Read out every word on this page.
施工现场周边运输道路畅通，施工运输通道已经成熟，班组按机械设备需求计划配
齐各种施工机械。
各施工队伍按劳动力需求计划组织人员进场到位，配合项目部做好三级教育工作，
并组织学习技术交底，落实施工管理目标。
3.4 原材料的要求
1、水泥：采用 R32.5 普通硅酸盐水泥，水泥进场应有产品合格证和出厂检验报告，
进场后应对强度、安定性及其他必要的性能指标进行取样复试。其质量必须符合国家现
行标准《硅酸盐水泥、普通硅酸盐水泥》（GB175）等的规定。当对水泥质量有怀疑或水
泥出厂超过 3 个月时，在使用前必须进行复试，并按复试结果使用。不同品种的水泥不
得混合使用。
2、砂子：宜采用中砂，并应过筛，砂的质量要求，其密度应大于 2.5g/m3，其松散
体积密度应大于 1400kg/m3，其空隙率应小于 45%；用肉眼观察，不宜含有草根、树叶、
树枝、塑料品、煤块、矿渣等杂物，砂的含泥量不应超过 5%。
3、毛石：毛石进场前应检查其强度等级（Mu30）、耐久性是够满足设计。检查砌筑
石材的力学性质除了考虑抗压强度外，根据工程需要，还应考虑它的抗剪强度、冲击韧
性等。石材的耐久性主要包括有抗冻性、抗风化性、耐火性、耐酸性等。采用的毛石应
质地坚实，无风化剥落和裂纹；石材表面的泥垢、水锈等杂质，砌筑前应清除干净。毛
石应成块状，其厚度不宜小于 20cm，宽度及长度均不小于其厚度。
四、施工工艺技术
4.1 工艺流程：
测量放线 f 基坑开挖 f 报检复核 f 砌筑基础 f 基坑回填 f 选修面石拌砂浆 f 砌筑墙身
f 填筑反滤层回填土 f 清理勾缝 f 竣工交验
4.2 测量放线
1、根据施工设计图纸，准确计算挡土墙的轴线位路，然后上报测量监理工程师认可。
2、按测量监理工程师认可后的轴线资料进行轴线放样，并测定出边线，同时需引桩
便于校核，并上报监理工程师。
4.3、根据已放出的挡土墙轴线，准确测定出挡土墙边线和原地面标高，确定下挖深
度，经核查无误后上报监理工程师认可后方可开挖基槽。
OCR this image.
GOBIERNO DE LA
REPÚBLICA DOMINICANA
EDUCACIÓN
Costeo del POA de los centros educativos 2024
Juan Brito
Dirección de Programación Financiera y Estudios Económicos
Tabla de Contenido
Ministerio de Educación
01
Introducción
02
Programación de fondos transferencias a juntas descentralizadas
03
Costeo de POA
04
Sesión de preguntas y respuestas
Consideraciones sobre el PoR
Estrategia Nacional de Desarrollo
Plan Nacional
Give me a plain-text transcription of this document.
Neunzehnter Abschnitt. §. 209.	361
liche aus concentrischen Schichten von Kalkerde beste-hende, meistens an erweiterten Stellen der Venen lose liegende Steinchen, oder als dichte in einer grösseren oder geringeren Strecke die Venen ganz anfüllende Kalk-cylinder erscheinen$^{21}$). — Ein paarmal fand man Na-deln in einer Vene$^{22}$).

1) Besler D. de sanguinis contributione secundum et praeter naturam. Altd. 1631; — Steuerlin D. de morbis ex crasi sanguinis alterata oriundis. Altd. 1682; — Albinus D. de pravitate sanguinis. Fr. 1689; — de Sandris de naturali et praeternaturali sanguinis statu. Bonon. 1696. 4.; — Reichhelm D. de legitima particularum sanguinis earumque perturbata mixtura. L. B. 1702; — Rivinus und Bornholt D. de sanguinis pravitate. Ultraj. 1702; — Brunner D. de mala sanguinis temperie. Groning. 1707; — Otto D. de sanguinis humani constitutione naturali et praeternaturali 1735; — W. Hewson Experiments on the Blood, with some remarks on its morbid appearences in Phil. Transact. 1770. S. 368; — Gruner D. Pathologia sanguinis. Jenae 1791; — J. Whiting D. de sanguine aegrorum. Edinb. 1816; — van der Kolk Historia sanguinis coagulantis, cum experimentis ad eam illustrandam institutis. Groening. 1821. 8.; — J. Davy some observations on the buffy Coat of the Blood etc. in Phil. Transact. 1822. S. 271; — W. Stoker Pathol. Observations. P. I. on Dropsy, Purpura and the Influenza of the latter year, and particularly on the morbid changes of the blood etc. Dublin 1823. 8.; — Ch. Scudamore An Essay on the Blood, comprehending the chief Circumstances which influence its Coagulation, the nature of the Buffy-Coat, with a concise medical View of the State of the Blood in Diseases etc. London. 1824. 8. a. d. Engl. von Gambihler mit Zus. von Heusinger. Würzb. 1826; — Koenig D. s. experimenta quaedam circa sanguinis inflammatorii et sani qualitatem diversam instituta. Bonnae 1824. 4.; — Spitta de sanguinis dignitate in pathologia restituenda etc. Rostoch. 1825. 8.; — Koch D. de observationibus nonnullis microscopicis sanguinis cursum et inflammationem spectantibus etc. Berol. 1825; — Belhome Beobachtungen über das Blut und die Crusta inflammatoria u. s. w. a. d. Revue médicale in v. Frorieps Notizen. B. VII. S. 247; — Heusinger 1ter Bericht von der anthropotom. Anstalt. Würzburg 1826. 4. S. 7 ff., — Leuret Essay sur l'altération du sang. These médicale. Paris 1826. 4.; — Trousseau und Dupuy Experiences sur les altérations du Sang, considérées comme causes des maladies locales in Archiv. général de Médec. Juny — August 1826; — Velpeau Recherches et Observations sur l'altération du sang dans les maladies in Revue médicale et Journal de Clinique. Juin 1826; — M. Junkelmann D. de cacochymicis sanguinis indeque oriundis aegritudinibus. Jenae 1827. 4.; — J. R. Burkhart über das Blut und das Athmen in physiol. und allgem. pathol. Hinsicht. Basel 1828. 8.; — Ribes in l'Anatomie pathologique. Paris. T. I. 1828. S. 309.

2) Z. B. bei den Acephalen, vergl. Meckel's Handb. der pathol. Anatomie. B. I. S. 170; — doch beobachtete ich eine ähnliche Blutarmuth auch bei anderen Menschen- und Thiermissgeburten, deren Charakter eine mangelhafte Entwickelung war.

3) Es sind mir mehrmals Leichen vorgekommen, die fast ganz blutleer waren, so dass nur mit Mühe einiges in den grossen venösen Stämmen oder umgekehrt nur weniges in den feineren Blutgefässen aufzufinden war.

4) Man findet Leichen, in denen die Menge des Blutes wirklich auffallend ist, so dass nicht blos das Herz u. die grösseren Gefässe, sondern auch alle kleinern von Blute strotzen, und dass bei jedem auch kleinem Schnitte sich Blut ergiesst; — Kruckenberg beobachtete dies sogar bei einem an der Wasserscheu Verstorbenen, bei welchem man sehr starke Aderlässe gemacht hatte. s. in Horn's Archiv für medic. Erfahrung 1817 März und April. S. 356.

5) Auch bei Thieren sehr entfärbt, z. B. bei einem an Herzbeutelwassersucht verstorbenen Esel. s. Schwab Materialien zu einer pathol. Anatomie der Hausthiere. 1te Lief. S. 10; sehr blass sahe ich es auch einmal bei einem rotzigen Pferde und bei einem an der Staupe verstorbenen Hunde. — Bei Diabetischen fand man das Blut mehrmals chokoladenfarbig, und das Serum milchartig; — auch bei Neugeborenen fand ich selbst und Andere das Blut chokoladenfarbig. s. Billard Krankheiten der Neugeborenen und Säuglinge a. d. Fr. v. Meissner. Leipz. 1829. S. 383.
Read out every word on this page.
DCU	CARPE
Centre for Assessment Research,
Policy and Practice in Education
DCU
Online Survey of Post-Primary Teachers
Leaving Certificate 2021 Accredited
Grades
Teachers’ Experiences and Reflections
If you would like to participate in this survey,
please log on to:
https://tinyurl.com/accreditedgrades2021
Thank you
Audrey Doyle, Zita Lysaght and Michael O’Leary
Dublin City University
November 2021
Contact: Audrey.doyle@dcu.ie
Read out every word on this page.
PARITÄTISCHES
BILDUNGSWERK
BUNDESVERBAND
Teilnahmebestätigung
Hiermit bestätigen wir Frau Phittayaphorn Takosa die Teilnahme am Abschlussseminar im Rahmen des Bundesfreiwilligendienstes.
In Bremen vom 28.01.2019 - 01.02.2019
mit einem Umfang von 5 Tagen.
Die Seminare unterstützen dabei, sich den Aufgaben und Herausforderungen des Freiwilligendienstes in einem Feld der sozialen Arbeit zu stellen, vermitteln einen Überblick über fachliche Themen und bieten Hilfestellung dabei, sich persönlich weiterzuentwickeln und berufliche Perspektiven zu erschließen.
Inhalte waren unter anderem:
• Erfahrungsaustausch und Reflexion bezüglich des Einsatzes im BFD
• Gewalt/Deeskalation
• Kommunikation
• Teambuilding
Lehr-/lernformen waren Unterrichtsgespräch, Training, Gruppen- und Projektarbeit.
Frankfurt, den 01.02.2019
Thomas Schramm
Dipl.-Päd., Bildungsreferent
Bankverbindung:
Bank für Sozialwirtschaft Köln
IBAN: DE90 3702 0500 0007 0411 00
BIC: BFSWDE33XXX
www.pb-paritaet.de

__WHAT IS EXPECTED__: Gather every line from the listing above in which "ganz" appears, and copy those lines.

__FULL RESPONSE__:
liche aus concentrischen Schichten von Kalkerde beste-hende, meistens an erweiterten Stellen der Venen lose liegende Steinchen, oder als dichte in einer grösseren oder geringeren Strecke die Venen ganz anfüllende Kalk-cylinder erscheinen$^{21}$). — Ein paarmal fand man Na-deln in einer Vene$^{22}$).
3) Es sind mir mehrmals Leichen vorgekommen, die fast ganz blutleer waren, so dass nur mit Mühe einiges in den grossen venösen Stämmen oder umgekehrt nur weniges in den feineren Blutgefässen aufzufinden war.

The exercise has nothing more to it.